(Dataset items)
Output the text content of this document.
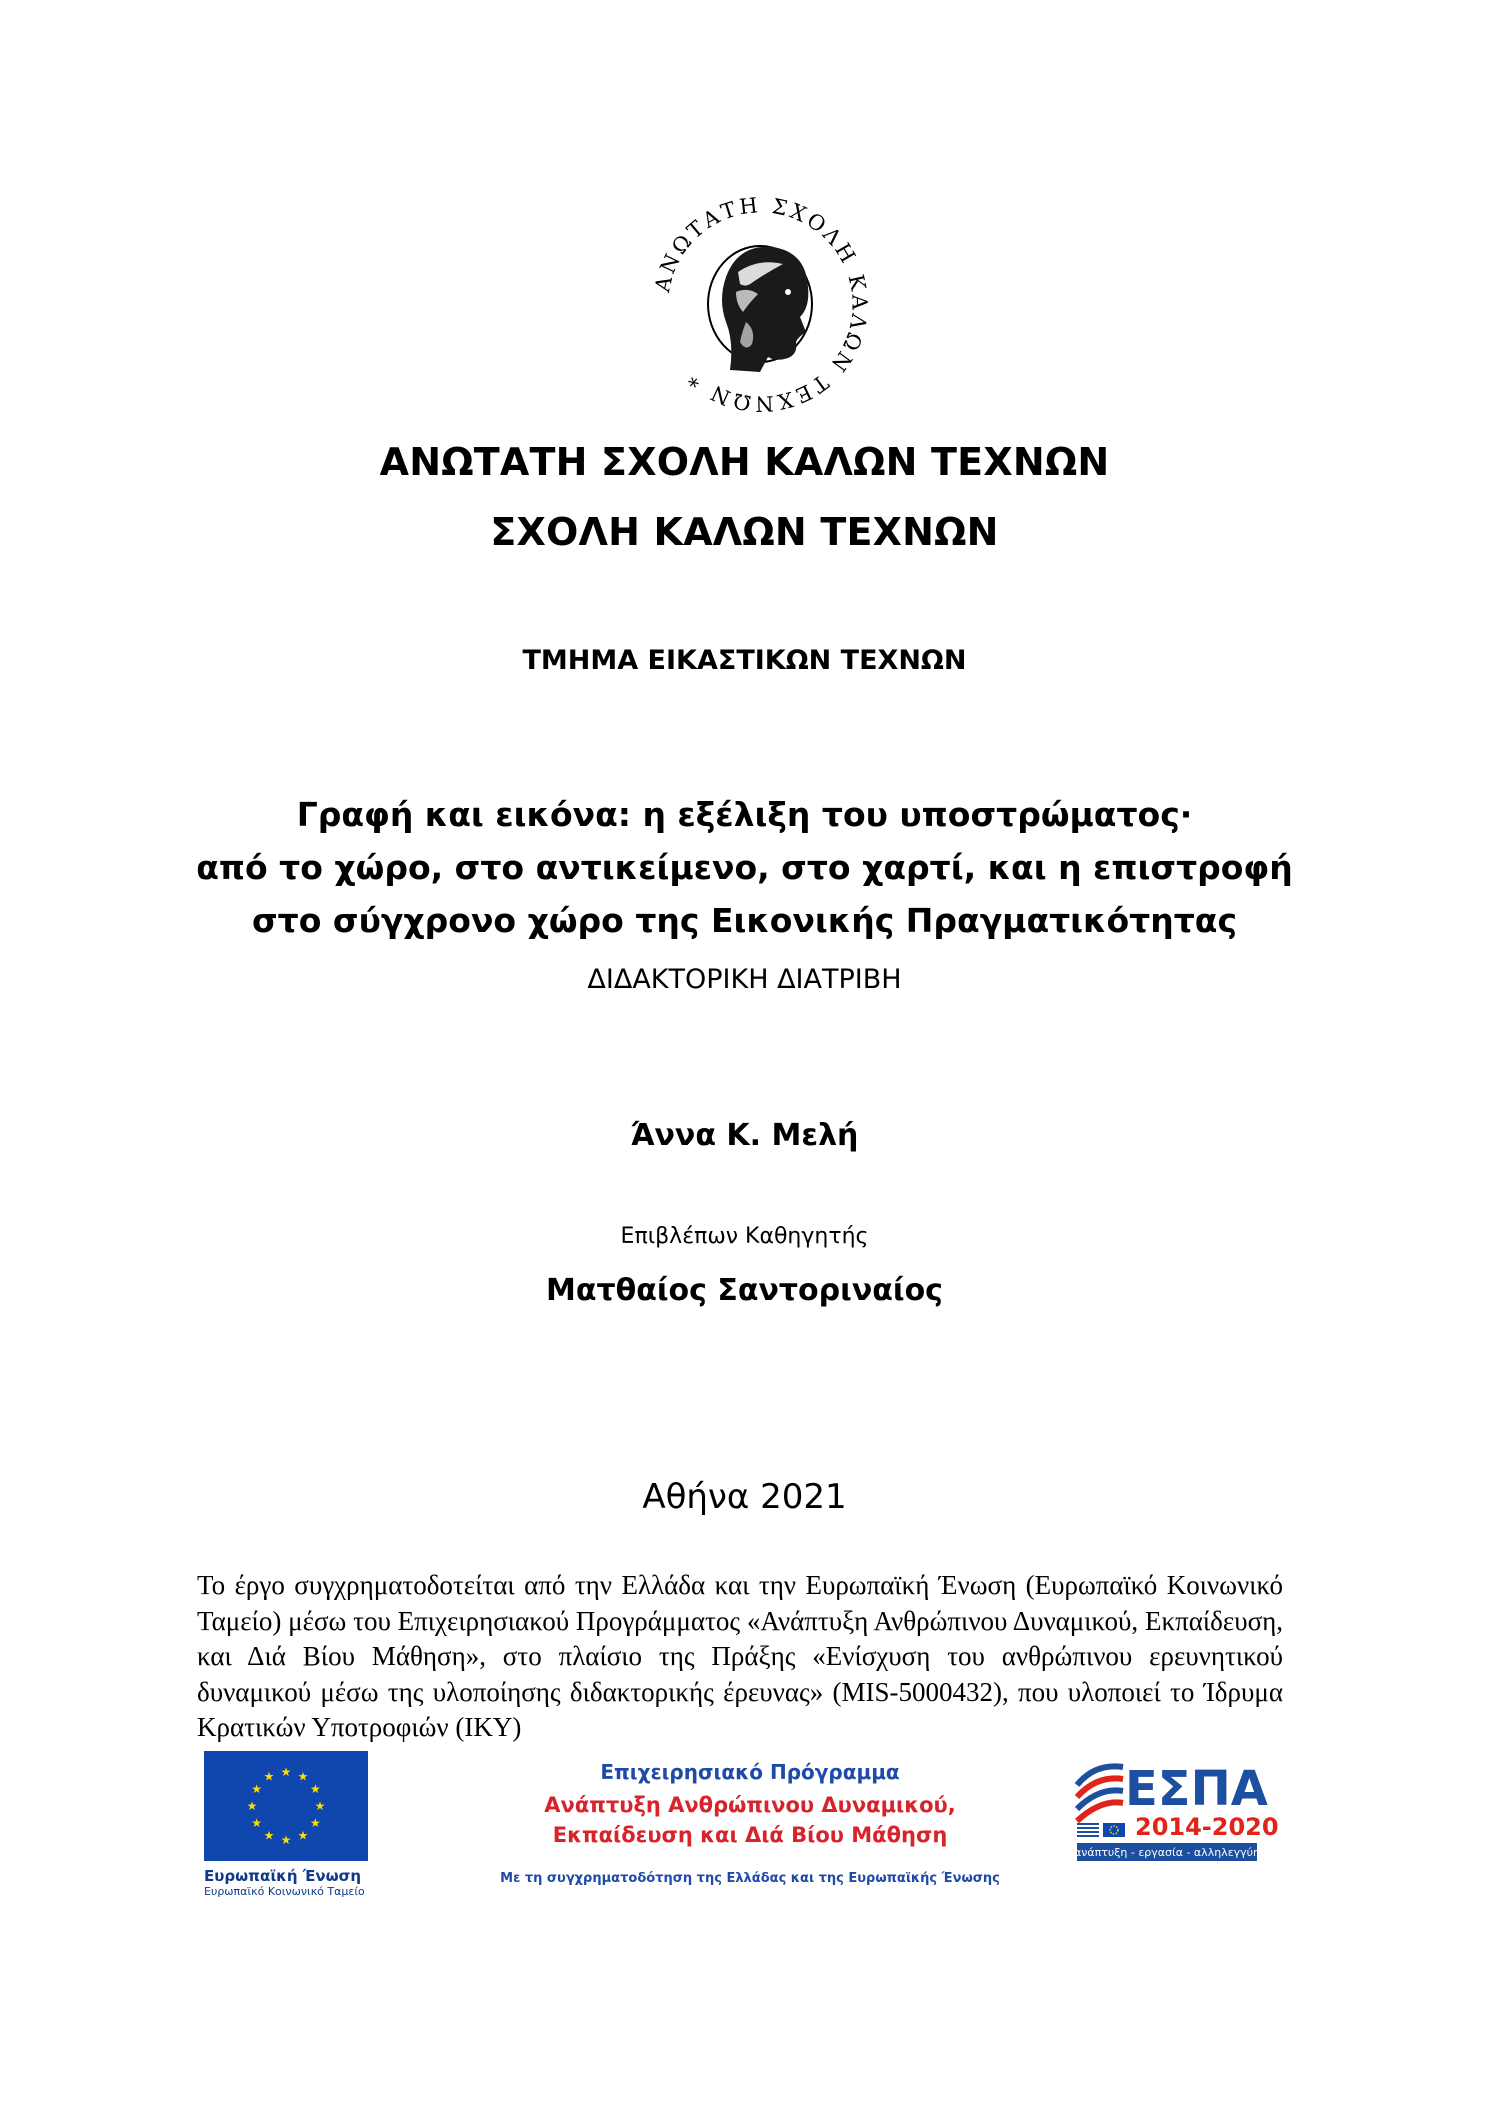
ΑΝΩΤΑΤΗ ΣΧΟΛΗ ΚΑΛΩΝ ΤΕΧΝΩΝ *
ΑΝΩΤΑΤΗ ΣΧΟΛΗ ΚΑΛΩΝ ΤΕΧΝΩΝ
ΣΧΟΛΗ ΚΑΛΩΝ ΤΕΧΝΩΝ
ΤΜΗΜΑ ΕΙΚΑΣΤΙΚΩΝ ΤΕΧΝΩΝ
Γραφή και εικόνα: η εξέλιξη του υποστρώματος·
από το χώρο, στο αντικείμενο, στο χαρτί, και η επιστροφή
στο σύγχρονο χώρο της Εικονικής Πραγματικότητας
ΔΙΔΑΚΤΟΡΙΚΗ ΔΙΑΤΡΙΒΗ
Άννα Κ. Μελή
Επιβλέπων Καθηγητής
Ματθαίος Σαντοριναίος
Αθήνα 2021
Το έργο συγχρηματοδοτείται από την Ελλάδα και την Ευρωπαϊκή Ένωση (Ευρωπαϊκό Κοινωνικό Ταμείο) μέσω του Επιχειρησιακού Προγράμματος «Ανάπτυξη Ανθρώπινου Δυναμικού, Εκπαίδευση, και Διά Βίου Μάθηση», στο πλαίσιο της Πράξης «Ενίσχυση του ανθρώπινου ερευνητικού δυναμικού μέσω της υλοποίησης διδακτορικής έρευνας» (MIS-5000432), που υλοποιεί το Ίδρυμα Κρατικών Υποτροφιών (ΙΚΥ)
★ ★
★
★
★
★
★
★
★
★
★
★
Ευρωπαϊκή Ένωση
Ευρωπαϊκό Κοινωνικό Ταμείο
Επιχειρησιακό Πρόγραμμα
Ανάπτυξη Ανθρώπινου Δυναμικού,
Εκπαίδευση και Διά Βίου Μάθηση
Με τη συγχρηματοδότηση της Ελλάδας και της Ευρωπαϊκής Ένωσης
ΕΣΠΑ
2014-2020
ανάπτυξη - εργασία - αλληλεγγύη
...
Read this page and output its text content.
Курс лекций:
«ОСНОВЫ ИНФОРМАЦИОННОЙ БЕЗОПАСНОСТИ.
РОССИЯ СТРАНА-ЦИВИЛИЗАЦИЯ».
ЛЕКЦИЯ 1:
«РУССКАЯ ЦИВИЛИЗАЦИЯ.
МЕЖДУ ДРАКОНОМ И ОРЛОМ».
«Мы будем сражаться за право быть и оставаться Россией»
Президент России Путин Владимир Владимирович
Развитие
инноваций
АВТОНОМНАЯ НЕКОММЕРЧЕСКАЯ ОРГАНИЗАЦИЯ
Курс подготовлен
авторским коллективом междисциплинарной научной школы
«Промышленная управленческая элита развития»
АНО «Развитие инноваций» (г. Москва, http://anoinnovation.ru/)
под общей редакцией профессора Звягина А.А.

> [Set task] Track down all lines above with the string "Ευρωπαϊκό" and copy them.

> [Finished answer]
Το έργο συγχρηματοδοτείται από την Ελλάδα και την Ευρωπαϊκή Ένωση (Ευρωπαϊκό Κοινωνικό Ταμείο) μέσω του Επιχειρησιακού Προγράμματος «Ανάπτυξη Ανθρώπινου Δυναμικού, Εκπαίδευση, και Διά Βίου Μάθηση», στο πλαίσιο της Πράξης «Ενίσχυση του ανθρώπινου ερευνητικού δυναμικού μέσω της υλοποίησης διδακτορικής έρευνας» (MIS-5000432), που υλοποιεί το Ίδρυμα Κρατικών Υποτροφιών (ΙΚΥ)
Ευρωπαϊκό Κοινωνικό Ταμείο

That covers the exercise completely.